GIVEN TASK
Quote these lines exactly: the one that holds "Convert this document image to plain text." and every line after it to the end of the material below. Skip pictures.

DATASET RECORDS
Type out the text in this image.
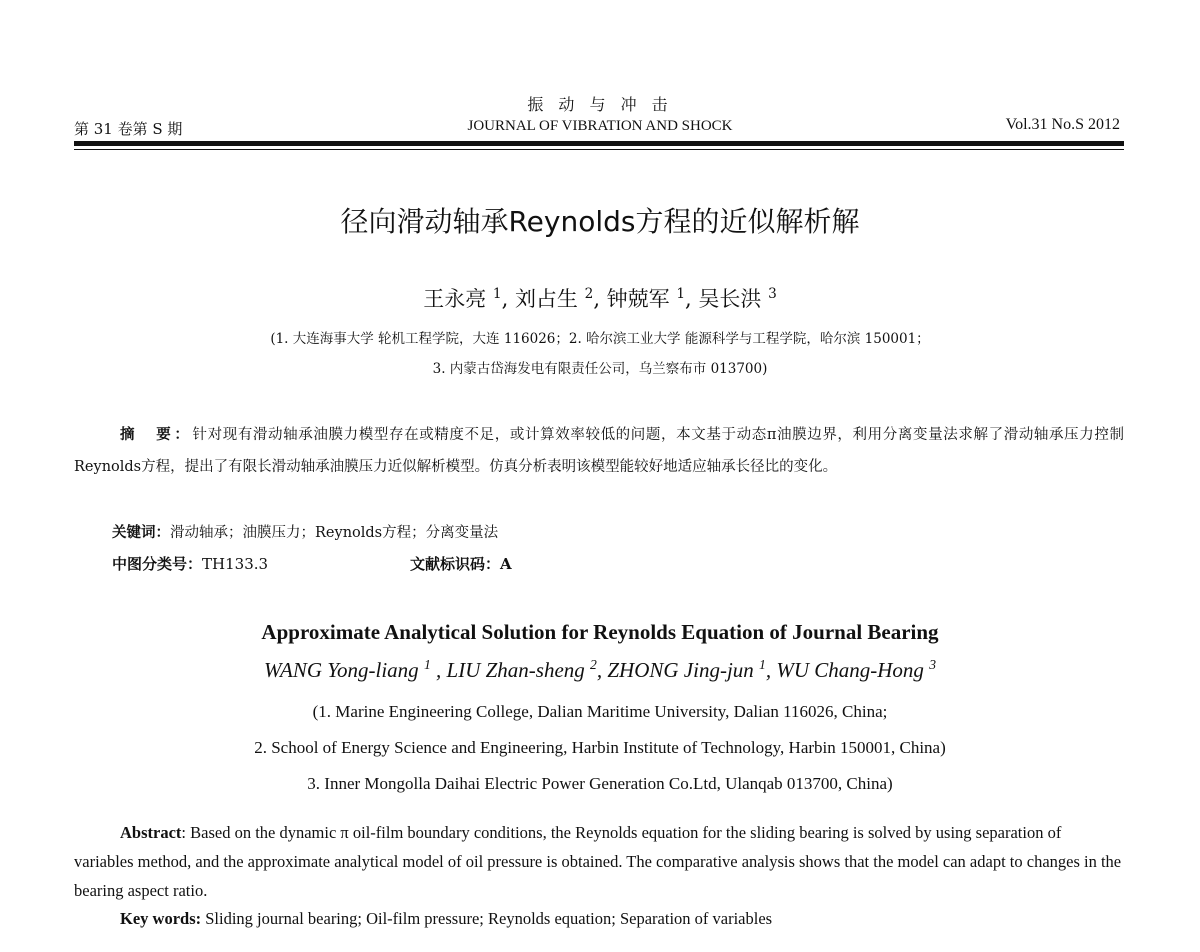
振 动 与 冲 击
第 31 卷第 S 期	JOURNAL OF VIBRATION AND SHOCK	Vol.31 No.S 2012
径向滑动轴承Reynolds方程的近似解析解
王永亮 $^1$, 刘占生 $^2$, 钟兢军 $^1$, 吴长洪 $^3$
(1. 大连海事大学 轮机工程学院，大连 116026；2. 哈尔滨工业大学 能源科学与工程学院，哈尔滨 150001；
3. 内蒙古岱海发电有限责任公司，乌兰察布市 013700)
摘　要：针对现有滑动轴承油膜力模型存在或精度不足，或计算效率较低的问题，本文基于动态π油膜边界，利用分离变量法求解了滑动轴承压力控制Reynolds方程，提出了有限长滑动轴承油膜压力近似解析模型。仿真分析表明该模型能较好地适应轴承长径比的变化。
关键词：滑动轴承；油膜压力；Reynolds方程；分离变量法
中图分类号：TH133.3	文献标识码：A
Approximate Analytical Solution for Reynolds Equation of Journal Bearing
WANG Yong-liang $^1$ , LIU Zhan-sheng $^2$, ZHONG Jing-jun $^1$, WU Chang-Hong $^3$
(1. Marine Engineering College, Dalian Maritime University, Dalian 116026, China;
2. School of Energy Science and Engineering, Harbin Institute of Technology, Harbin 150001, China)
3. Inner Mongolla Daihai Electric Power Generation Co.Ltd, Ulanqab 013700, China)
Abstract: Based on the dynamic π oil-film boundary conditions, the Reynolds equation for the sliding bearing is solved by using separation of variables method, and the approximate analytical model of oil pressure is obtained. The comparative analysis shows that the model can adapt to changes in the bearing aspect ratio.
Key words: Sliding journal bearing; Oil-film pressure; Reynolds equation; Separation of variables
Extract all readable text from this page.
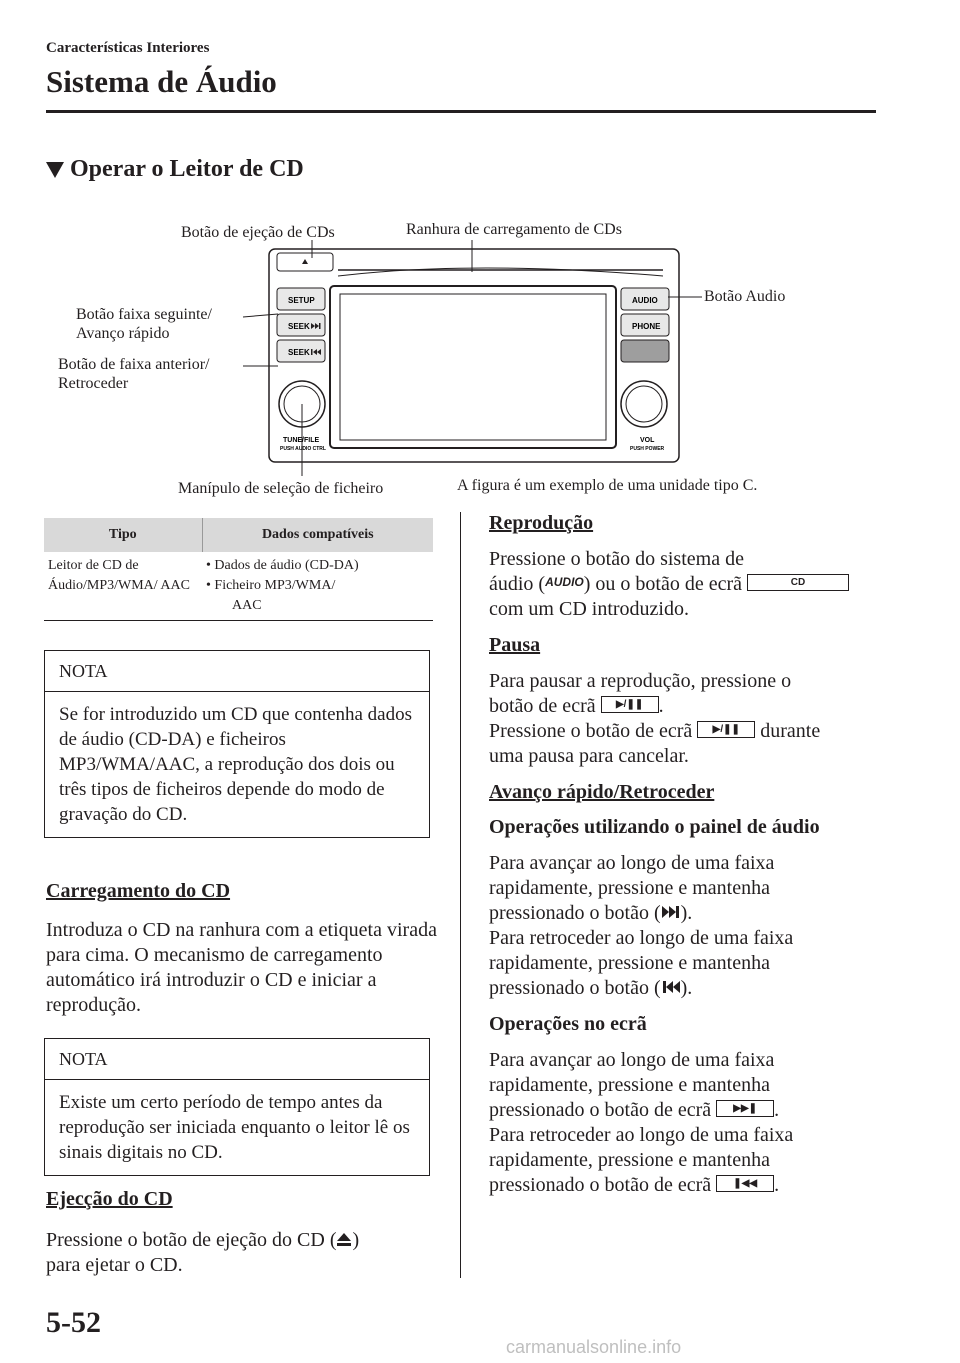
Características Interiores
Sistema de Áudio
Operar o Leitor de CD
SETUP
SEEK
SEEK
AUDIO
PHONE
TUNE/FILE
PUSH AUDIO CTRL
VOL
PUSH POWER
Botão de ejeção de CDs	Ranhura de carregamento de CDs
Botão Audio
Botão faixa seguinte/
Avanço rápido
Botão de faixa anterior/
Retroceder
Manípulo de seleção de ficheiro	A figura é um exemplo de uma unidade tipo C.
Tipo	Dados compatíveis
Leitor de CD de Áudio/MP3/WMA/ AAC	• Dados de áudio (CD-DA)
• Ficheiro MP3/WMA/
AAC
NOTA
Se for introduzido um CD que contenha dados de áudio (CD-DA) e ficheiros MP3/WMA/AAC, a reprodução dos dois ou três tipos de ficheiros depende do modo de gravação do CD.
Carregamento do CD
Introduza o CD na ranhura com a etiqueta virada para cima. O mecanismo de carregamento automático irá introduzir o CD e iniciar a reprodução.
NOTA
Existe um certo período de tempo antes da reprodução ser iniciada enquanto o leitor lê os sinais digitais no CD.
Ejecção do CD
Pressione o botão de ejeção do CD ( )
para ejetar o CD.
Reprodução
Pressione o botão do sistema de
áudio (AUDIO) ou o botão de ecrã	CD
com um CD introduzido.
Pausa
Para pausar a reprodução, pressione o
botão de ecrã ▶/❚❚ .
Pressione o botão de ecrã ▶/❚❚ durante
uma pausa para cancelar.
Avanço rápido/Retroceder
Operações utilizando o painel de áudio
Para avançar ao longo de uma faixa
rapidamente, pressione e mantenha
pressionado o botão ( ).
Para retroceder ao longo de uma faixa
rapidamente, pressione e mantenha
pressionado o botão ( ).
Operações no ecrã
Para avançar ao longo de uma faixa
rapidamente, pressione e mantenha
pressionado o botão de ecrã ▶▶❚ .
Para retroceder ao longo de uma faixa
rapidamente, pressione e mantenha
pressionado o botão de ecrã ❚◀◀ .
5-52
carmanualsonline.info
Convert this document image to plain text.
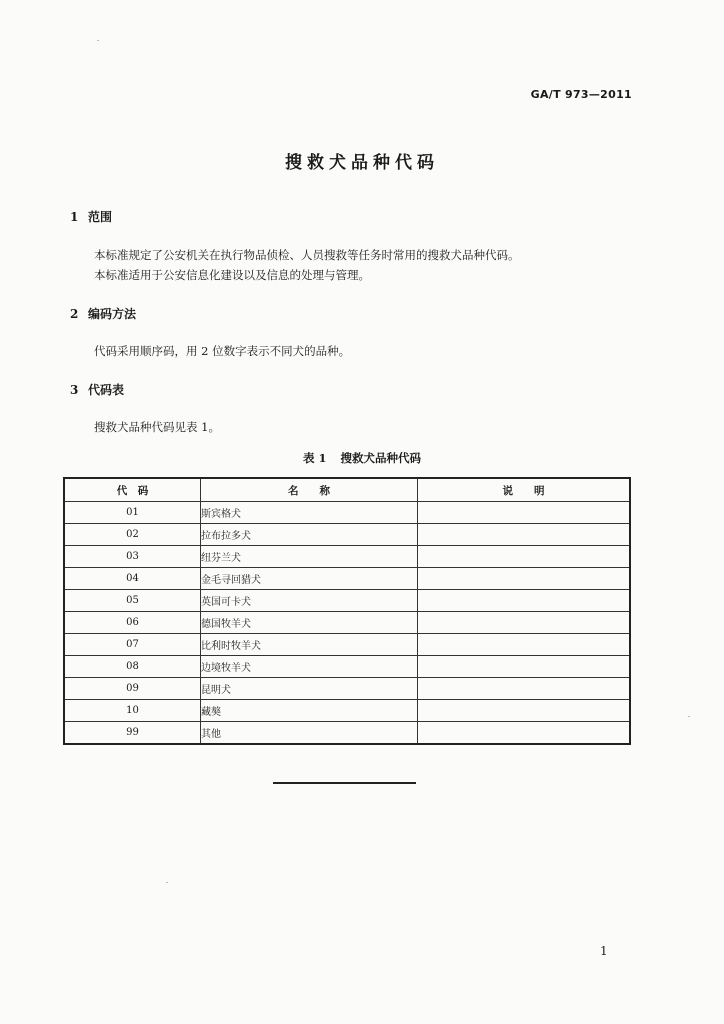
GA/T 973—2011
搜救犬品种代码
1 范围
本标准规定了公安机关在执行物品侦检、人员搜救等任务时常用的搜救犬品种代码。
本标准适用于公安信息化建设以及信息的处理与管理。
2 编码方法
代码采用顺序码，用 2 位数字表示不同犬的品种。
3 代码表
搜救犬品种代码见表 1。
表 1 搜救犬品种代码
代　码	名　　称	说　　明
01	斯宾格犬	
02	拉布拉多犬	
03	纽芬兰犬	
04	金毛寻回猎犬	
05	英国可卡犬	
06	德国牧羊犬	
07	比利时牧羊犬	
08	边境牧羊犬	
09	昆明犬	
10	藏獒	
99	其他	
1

ANSWER TO THE TASK
Convert this document image to plain text.
GA/T 973—2011
搜救犬品种代码
1 范围
本标准规定了公安机关在执行物品侦检、人员搜救等任务时常用的搜救犬品种代码。
本标准适用于公安信息化建设以及信息的处理与管理。
2 编码方法
代码采用顺序码，用 2 位数字表示不同犬的品种。
3 代码表
搜救犬品种代码见表 1。
表 1 搜救犬品种代码
代　码	名　　称	说　　明
01	斯宾格犬	
02	拉布拉多犬	
03	纽芬兰犬	
04	金毛寻回猎犬	
05	英国可卡犬	
06	德国牧羊犬	
07	比利时牧羊犬	
08	边境牧羊犬	
09	昆明犬	
10	藏獒	
99	其他	
1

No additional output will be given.